* **WHAT TO PRODUCE**
Every line that holds "with" should be shown.

(Dataset entries)

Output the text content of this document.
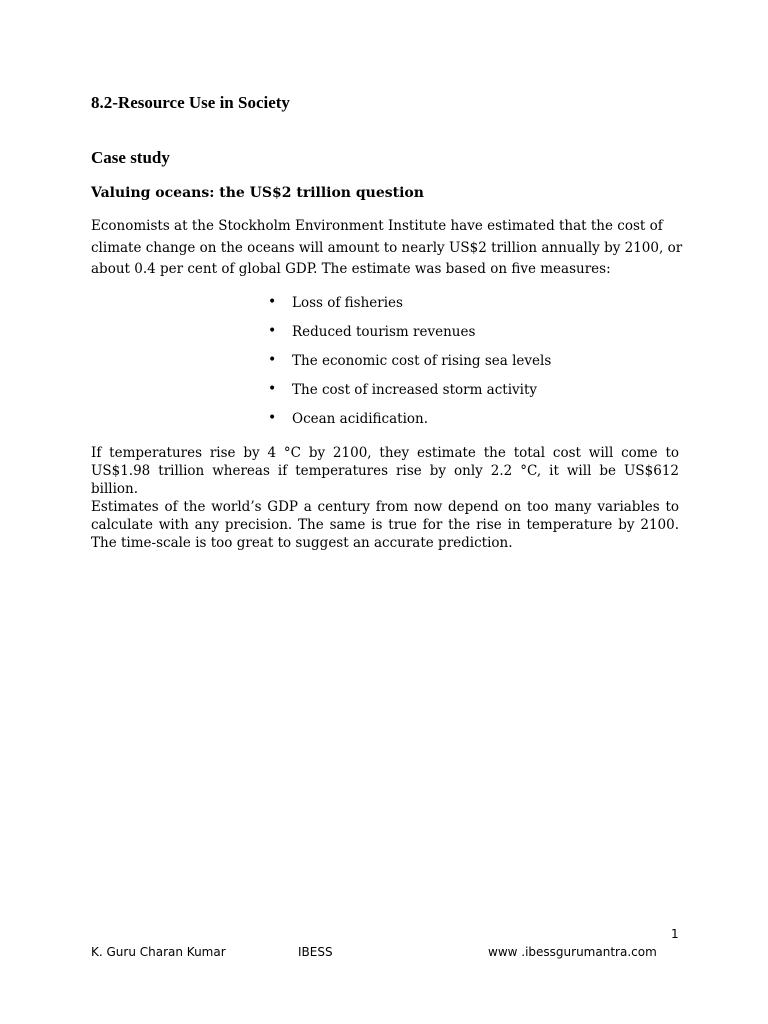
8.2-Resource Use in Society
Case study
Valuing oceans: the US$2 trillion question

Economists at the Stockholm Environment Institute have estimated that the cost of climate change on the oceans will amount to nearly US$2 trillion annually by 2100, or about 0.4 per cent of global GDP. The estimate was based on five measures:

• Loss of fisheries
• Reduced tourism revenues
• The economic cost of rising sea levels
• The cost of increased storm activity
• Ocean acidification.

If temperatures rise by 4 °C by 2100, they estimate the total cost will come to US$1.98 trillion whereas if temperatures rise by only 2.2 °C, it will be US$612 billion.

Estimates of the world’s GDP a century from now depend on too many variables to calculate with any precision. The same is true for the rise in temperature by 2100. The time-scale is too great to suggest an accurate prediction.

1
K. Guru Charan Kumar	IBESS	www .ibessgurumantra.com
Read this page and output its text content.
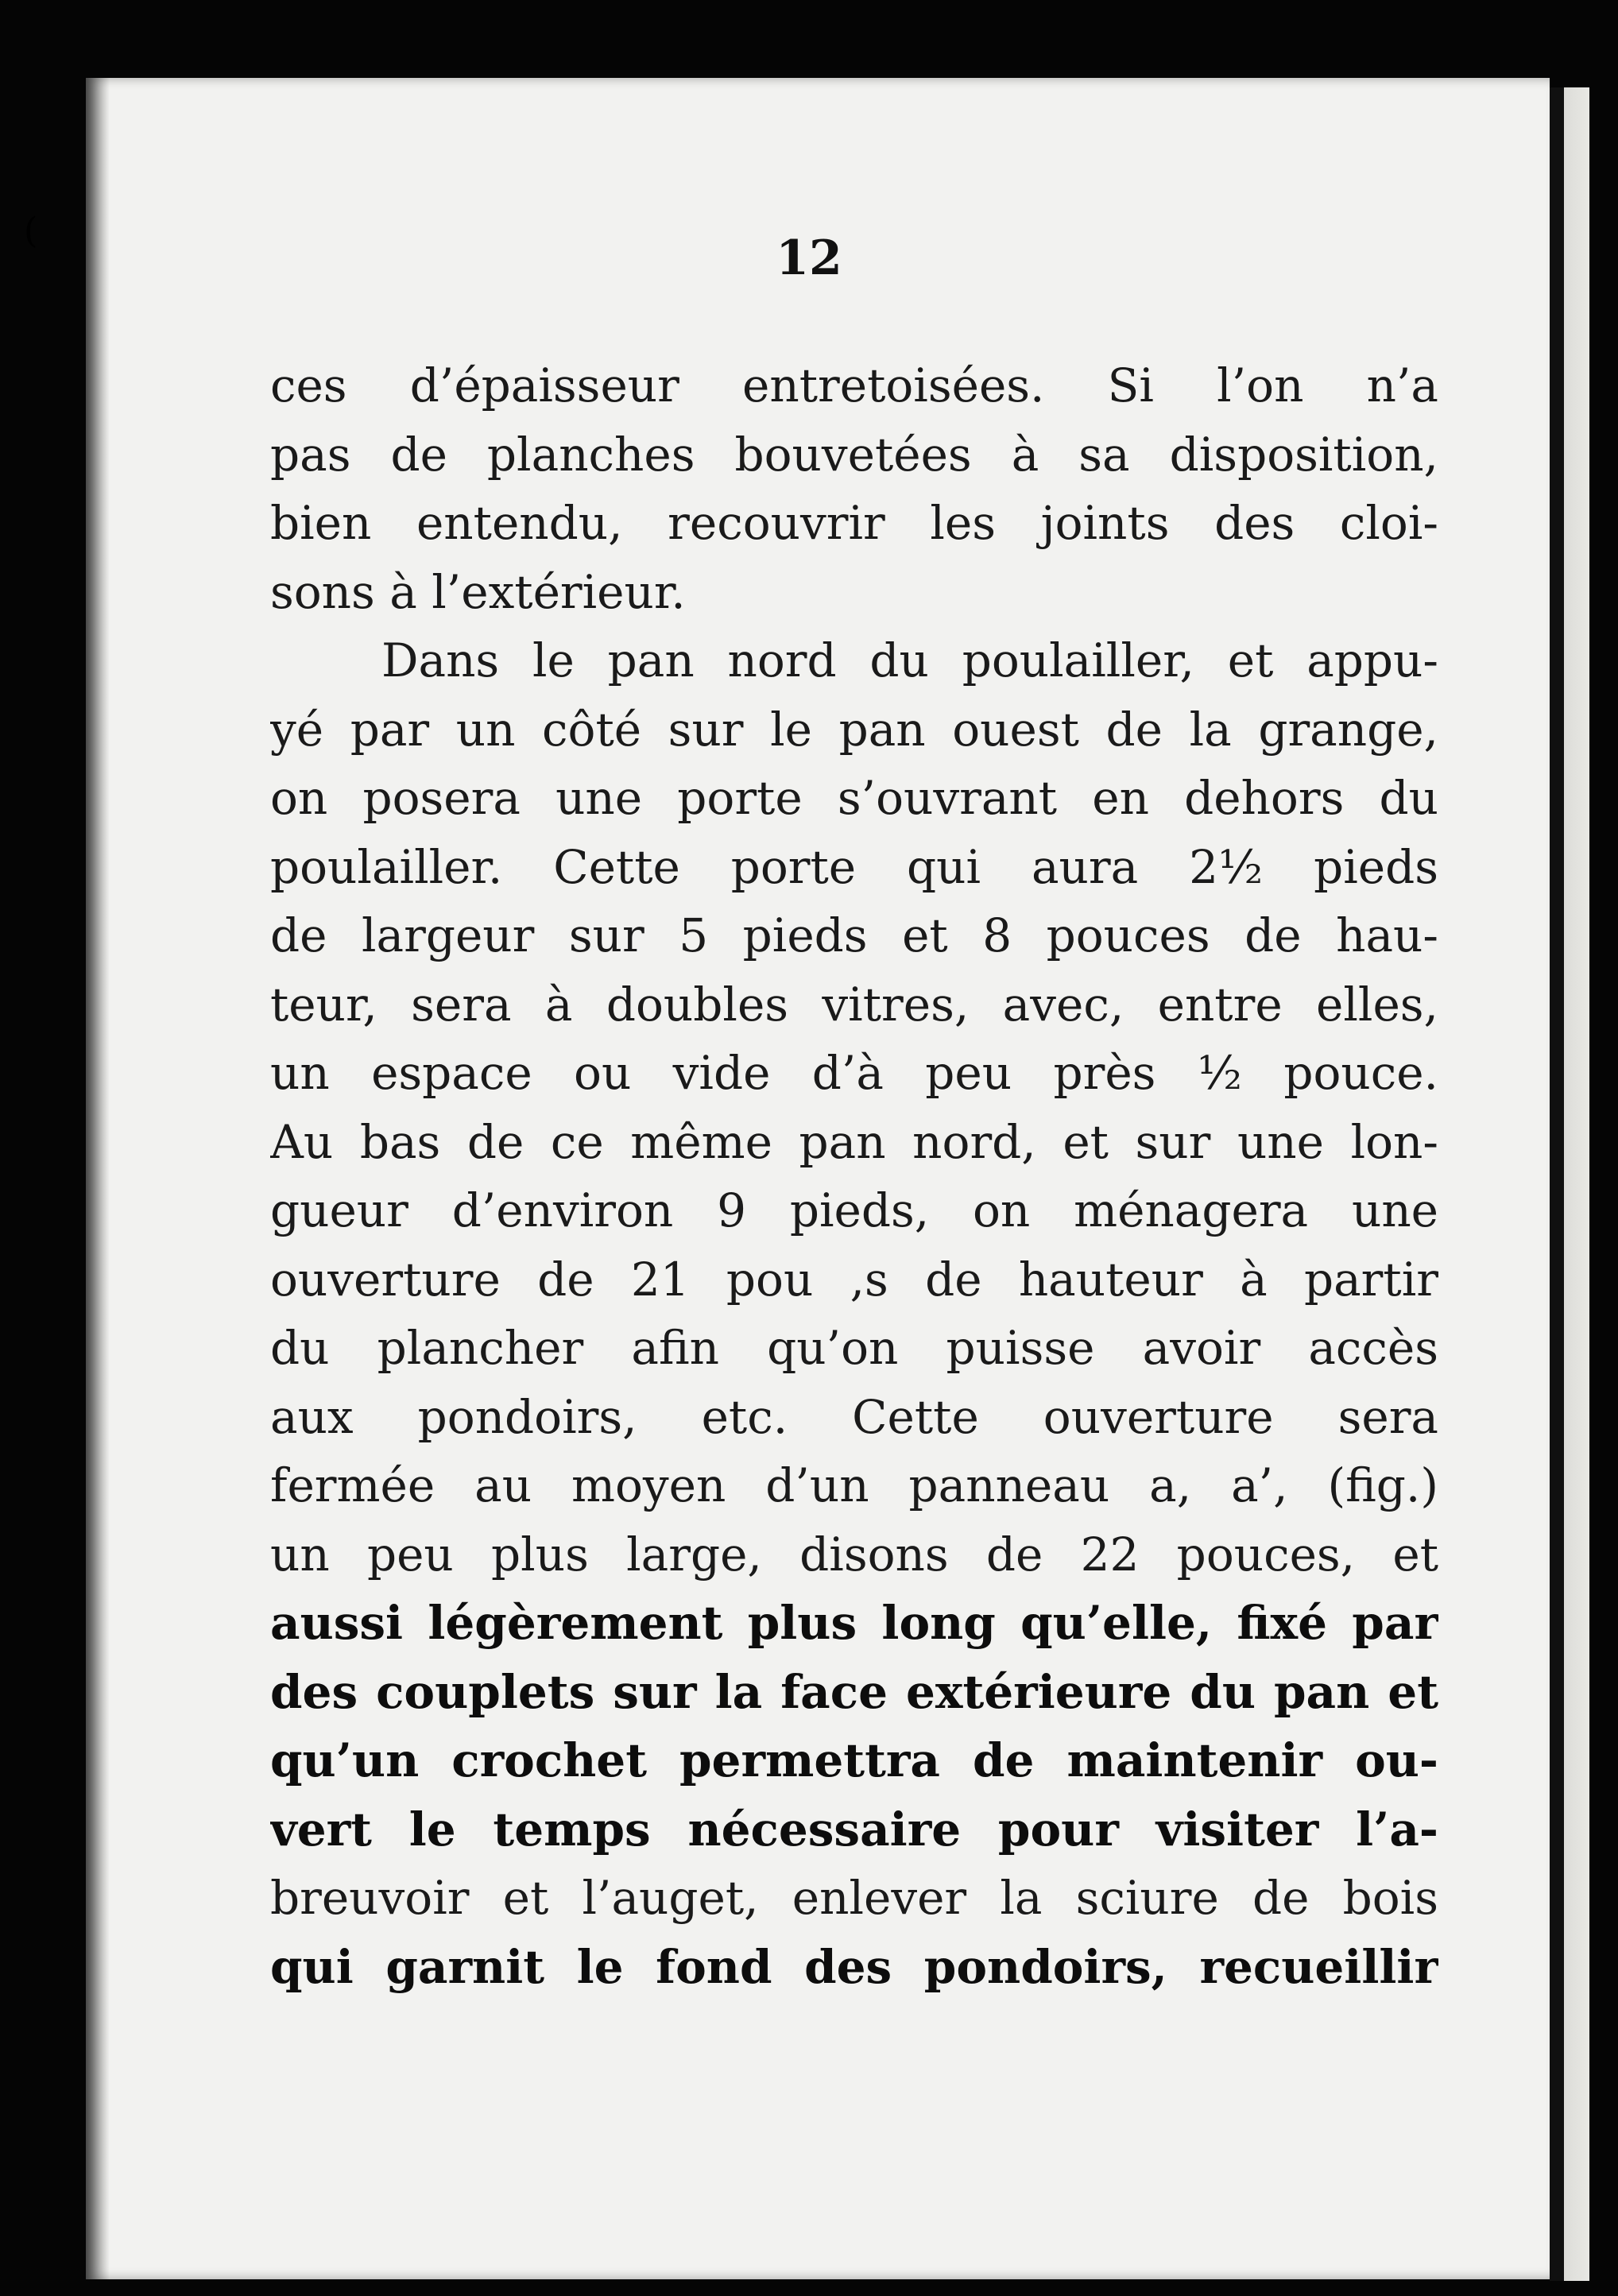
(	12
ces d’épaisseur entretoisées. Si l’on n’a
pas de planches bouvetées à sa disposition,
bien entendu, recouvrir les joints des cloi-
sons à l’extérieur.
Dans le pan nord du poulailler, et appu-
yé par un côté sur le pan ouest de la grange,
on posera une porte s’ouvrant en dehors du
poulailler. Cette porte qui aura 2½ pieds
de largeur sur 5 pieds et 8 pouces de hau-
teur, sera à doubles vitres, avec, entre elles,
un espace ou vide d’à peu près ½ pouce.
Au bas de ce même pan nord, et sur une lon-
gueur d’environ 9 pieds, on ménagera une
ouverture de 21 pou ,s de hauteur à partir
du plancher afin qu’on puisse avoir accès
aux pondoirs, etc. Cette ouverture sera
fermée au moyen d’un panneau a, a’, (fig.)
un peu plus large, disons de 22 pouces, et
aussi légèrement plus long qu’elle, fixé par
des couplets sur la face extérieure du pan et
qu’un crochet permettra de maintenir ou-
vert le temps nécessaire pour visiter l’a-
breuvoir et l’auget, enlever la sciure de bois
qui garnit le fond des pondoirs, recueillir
* * *
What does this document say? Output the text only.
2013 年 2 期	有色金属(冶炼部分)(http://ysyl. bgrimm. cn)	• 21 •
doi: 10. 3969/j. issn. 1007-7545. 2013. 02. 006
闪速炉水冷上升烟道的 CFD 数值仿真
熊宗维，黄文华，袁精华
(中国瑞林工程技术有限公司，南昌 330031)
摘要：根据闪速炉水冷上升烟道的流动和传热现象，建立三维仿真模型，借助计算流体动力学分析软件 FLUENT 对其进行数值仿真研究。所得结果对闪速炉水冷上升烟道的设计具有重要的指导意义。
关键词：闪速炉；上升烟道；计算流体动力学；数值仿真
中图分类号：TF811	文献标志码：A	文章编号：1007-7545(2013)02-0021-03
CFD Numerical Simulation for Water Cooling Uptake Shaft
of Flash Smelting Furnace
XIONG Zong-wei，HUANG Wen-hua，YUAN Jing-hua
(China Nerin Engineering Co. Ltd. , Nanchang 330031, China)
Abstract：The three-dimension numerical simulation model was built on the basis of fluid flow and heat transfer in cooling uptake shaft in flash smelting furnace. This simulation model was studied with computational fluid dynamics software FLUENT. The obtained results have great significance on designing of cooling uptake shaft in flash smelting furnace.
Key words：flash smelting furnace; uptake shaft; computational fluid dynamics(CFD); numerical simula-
...
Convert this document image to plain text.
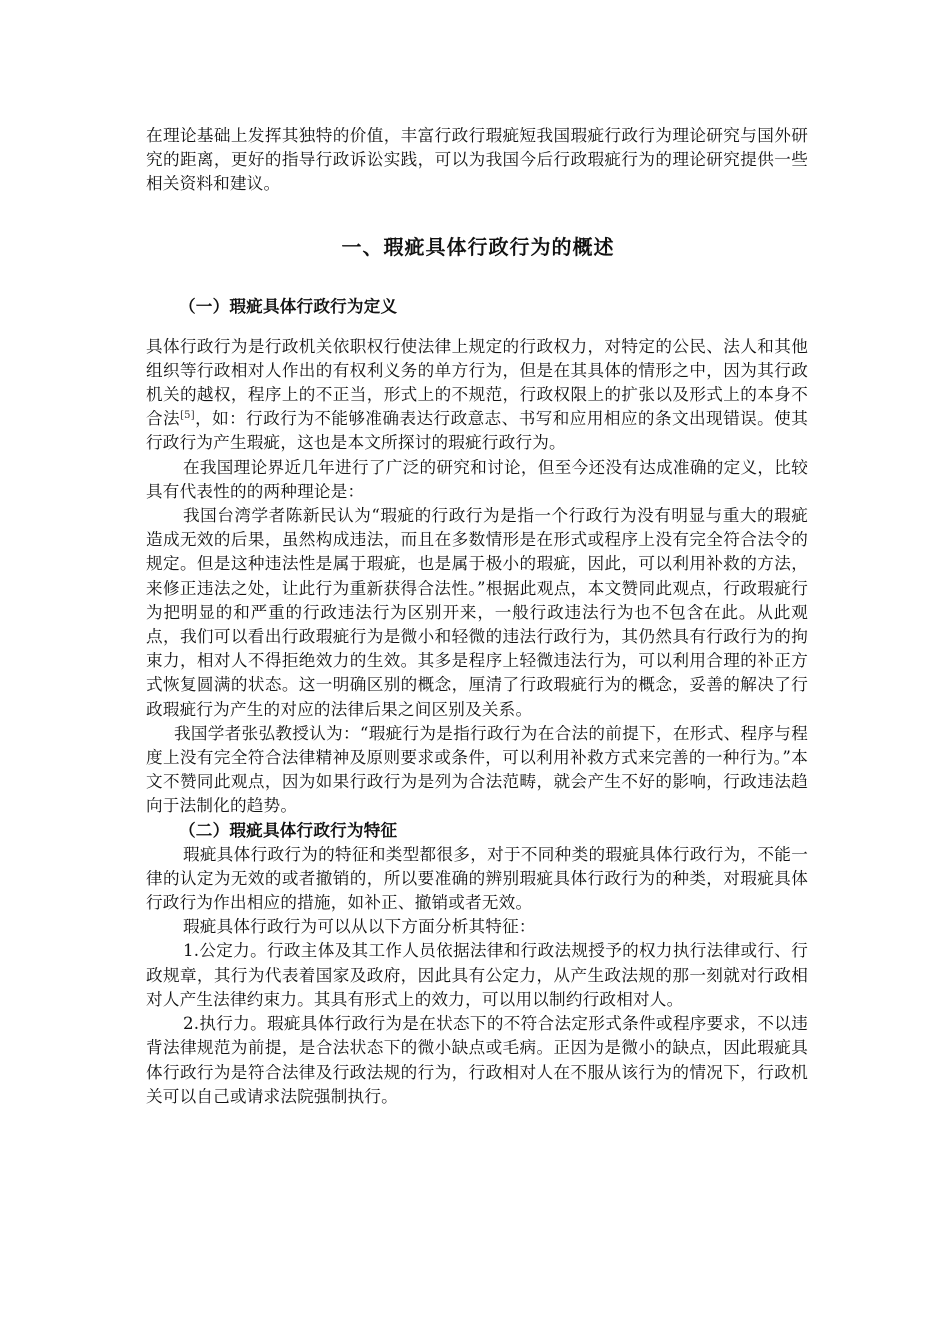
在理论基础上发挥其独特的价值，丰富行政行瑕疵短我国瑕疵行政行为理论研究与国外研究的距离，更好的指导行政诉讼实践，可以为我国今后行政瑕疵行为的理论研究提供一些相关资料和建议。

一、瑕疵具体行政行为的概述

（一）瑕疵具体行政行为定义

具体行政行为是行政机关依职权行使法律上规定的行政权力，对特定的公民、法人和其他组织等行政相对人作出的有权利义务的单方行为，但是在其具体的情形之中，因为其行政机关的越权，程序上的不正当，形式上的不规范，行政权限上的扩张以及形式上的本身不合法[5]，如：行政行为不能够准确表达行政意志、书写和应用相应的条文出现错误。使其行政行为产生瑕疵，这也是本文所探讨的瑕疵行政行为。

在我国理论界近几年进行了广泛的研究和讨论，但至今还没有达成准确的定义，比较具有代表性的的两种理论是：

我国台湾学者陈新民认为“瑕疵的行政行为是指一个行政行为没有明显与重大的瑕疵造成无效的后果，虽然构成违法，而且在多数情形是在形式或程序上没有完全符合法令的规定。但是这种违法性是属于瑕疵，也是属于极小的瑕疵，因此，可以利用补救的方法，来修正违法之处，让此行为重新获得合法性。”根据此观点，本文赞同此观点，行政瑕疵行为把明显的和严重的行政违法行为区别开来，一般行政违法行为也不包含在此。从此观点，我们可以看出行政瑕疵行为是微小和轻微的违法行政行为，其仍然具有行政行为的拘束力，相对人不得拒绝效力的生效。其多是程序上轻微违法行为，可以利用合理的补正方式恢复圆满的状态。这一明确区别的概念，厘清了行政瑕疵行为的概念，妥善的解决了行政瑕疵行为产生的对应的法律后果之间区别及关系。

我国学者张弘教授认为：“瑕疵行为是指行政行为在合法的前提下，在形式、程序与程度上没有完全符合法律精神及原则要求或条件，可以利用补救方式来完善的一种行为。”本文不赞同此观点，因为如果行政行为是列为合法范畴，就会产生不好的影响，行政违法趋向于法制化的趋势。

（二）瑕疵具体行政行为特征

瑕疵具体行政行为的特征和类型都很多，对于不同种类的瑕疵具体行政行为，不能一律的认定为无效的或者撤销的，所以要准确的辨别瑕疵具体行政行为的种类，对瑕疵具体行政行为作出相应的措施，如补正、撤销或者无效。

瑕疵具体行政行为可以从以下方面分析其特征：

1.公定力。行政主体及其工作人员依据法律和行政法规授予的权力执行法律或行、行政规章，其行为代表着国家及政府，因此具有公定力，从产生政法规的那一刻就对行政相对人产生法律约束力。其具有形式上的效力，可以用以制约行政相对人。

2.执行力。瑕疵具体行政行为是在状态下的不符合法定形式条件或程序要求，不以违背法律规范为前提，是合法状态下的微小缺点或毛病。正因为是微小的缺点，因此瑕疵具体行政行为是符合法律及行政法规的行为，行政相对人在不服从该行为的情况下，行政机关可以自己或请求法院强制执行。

* **TASK SOLUTION**
Estimates of the world’s GDP a century from now depend on too many variables to calculate with any precision. The same is true for the rise in temperature by 2100. The time-scale is too great to suggest an accurate prediction.
Abstract：The three-dimension numerical simulation model was built on the basis of fluid flow and heat transfer in cooling uptake shaft in flash smelting furnace. This simulation model was studied with computational fluid dynamics software FLUENT. The obtained results have great significance on designing of cooling uptake shaft in flash smelting furnace.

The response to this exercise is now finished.